START Data section

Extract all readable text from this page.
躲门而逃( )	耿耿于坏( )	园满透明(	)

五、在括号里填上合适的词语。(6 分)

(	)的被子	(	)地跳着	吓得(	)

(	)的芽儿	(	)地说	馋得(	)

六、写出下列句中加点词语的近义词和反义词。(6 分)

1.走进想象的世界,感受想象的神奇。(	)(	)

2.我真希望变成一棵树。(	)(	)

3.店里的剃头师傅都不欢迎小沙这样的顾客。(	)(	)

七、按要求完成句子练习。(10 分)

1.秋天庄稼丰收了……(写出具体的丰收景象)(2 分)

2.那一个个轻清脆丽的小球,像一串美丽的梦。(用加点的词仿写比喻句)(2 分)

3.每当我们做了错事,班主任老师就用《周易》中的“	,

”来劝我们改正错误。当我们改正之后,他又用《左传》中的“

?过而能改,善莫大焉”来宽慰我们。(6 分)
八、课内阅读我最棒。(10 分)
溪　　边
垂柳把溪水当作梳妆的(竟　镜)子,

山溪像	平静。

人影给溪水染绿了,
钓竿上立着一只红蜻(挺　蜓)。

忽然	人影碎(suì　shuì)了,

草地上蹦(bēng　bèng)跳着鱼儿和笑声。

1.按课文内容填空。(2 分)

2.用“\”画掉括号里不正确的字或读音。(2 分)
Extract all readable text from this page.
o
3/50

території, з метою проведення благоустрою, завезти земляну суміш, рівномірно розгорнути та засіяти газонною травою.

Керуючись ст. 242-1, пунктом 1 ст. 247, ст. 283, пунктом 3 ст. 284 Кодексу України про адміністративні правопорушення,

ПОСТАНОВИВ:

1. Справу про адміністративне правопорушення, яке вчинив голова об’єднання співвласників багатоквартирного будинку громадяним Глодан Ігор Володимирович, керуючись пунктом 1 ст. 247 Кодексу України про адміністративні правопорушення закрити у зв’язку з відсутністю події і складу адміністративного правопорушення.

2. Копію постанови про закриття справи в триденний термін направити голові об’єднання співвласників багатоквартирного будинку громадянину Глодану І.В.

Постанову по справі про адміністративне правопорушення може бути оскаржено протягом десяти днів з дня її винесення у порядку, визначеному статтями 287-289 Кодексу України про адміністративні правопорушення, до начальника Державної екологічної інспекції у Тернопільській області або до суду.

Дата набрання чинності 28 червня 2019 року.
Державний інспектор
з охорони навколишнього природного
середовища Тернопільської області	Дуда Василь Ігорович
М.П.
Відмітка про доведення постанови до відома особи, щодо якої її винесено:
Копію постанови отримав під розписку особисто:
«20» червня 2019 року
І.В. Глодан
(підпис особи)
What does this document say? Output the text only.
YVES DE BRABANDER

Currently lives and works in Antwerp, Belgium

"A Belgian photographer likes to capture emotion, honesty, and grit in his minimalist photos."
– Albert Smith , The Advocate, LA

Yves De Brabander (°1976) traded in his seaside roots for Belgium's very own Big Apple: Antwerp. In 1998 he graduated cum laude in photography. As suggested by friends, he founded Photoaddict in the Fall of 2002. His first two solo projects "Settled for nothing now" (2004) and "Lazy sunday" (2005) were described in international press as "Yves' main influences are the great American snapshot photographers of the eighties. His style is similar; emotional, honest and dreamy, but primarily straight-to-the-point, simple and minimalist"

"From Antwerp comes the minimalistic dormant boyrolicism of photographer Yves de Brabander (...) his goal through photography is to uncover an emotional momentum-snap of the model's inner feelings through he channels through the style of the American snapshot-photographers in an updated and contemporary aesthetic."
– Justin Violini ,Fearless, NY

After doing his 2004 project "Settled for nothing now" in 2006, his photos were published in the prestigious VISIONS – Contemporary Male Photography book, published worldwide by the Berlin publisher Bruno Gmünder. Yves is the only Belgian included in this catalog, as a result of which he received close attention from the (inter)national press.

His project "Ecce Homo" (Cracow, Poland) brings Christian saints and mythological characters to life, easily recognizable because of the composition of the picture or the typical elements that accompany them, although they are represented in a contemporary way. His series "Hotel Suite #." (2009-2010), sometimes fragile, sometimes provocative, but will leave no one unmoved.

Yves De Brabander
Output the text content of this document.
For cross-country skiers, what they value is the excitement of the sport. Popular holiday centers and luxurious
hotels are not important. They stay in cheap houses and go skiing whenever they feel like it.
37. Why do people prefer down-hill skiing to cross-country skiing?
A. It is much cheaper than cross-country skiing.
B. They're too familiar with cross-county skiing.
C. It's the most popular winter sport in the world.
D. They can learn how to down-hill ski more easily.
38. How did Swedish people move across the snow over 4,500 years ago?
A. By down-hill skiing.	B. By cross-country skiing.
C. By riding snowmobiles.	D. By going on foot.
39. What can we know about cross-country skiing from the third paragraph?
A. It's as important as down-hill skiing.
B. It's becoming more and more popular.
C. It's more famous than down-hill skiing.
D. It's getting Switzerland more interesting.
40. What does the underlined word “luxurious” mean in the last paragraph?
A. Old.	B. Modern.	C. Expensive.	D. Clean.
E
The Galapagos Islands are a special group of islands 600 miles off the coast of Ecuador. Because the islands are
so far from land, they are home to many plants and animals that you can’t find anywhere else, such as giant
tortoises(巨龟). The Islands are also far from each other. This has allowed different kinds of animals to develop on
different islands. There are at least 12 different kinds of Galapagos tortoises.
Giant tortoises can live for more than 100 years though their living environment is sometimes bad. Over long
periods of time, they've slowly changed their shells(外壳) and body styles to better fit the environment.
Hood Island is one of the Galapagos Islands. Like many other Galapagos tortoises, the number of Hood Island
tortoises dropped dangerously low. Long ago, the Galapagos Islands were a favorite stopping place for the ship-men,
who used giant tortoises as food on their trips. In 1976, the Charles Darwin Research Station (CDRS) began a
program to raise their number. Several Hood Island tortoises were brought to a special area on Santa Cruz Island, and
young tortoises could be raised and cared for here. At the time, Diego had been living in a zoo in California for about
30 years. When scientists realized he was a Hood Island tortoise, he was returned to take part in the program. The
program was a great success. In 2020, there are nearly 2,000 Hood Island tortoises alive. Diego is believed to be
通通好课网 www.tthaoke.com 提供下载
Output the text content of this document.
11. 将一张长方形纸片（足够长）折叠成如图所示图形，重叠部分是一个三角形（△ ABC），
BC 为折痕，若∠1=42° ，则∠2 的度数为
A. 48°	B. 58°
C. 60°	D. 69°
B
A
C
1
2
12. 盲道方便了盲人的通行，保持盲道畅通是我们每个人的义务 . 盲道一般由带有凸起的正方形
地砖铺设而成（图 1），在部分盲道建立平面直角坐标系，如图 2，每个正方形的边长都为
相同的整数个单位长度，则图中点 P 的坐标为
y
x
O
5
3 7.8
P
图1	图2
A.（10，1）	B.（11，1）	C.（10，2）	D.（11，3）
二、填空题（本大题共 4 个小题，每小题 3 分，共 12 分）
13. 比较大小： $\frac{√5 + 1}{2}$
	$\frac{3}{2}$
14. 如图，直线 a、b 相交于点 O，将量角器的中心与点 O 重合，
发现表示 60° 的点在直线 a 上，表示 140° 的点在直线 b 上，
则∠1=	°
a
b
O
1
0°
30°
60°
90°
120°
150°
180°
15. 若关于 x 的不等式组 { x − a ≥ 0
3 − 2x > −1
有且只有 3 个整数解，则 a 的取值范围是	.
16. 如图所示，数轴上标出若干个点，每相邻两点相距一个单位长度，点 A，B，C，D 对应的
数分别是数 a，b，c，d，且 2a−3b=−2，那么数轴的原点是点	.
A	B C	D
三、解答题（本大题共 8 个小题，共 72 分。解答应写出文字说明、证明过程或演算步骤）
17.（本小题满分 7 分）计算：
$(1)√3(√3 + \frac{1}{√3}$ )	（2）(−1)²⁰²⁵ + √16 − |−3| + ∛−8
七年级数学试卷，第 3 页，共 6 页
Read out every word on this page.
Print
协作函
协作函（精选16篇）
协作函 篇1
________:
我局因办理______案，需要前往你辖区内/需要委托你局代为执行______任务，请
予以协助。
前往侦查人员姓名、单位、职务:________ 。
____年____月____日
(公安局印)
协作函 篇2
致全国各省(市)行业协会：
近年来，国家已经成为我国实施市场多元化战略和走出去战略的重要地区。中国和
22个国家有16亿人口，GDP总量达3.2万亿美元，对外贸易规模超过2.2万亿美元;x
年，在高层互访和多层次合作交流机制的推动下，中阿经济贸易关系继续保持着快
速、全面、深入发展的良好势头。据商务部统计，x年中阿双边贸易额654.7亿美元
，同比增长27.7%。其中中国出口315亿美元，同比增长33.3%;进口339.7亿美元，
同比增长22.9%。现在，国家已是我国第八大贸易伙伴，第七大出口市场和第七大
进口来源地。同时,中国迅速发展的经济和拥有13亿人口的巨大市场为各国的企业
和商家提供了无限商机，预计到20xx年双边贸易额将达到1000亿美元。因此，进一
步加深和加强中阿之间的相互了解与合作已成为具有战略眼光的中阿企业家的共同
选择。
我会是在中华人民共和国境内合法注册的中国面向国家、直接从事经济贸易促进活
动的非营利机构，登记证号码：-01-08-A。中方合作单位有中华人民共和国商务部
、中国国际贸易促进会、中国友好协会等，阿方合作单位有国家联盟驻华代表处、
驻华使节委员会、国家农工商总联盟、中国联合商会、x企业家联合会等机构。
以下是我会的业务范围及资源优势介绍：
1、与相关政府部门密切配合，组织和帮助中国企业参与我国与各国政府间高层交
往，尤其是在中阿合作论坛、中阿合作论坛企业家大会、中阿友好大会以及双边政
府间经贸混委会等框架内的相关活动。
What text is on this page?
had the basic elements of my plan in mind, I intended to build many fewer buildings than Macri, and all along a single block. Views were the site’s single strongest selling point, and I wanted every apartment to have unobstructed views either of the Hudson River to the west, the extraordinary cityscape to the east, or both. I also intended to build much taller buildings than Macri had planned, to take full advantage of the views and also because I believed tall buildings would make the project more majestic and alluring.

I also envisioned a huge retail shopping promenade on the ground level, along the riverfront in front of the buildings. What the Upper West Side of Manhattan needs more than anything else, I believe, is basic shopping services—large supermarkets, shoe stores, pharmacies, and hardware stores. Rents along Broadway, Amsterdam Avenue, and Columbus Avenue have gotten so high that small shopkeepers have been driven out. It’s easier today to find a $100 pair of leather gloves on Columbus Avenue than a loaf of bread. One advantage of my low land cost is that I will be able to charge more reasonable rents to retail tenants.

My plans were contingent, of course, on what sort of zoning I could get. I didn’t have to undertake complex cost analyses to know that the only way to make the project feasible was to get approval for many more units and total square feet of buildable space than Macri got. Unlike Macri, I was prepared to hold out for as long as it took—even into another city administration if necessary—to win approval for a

END Data section

**Instructions for the task**
Using the records above, please retype only the run of lines from the line holding "What text is on this page?" through the last line, both ends included.

**Written solution**
What text is on this page?
had the basic elements of my plan in mind, I intended to build many fewer buildings than Macri, and all along a single block. Views were the site’s single strongest selling point, and I wanted every apartment to have unobstructed views either of the Hudson River to the west, the extraordinary cityscape to the east, or both. I also intended to build much taller buildings than Macri had planned, to take full advantage of the views and also because I believed tall buildings would make the project more majestic and alluring.

I also envisioned a huge retail shopping promenade on the ground level, along the riverfront in front of the buildings. What the Upper West Side of Manhattan needs more than anything else, I believe, is basic shopping services—large supermarkets, shoe stores, pharmacies, and hardware stores. Rents along Broadway, Amsterdam Avenue, and Columbus Avenue have gotten so high that small shopkeepers have been driven out. It’s easier today to find a $100 pair of leather gloves on Columbus Avenue than a loaf of bread. One advantage of my low land cost is that I will be able to charge more reasonable rents to retail tenants.

My plans were contingent, of course, on what sort of zoning I could get. I didn’t have to undertake complex cost analyses to know that the only way to make the project feasible was to get approval for many more units and total square feet of buildable space than Macri got. Unlike Macri, I was prepared to hold out for as long as it took—even into another city administration if necessary—to win approval for a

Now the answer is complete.